> Your objective: Extract each line holding the word "home" from the entries.

****

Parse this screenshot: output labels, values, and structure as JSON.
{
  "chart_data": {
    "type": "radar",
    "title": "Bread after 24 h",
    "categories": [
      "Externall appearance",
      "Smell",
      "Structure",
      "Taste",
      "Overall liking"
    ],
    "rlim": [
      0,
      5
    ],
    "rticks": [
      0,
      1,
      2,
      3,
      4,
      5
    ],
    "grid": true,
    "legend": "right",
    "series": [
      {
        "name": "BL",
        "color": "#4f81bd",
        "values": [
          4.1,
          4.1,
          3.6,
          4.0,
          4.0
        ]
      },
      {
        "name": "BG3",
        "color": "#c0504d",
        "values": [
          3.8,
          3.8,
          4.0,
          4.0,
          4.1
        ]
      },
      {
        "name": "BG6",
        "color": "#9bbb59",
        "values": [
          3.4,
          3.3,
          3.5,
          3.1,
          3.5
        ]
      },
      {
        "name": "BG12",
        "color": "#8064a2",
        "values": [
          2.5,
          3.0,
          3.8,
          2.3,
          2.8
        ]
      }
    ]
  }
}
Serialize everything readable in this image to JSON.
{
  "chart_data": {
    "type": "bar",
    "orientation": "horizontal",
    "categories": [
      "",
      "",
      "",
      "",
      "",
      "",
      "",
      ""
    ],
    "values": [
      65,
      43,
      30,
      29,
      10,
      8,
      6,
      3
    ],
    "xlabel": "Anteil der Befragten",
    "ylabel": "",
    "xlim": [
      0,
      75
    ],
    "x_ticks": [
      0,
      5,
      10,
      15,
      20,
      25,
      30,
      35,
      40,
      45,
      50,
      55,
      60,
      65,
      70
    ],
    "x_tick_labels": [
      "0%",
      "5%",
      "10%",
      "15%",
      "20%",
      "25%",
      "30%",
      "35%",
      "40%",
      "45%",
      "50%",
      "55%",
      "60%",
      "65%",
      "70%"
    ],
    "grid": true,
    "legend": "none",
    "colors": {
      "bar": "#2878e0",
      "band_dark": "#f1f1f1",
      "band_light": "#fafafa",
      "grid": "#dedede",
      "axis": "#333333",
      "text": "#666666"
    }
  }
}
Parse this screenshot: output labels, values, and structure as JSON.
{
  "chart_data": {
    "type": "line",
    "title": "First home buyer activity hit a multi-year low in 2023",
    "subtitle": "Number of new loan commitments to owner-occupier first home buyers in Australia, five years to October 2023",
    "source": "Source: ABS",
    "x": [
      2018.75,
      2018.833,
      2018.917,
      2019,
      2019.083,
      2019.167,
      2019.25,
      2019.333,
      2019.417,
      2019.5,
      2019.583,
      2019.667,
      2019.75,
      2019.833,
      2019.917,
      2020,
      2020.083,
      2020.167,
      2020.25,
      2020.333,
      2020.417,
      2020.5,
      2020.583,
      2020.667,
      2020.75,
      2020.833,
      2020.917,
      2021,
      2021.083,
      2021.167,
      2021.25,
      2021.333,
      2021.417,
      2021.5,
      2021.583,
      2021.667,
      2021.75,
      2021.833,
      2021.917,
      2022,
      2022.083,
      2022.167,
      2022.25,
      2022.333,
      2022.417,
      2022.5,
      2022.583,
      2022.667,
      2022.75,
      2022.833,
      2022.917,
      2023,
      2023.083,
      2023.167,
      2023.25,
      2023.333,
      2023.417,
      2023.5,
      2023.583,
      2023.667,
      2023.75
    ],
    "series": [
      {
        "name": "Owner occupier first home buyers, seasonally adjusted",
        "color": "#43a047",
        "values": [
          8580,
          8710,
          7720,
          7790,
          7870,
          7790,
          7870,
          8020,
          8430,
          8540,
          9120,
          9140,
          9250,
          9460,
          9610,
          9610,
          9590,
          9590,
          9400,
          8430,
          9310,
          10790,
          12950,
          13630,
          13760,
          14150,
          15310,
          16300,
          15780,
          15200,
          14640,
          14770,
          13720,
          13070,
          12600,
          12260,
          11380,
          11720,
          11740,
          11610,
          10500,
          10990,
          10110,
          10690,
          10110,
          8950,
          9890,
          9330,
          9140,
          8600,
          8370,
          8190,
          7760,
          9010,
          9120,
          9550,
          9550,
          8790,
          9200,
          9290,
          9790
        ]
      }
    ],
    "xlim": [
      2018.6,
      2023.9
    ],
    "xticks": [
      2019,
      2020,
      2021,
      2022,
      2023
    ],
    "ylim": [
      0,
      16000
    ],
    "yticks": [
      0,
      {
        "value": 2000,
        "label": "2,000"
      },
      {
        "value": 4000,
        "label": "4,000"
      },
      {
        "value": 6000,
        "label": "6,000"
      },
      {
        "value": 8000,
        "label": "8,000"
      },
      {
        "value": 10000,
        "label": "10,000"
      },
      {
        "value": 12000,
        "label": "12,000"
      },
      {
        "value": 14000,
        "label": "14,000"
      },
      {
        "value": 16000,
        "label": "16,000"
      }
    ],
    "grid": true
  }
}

****

> Expected answer:
    "title": "First home buyer activity hit a multi-year low in 2023",
    "subtitle": "Number of new loan commitments to owner-occupier first home buyers in Australia, five years to October 2023",
        "name": "Owner occupier first home buyers, seasonally adjusted",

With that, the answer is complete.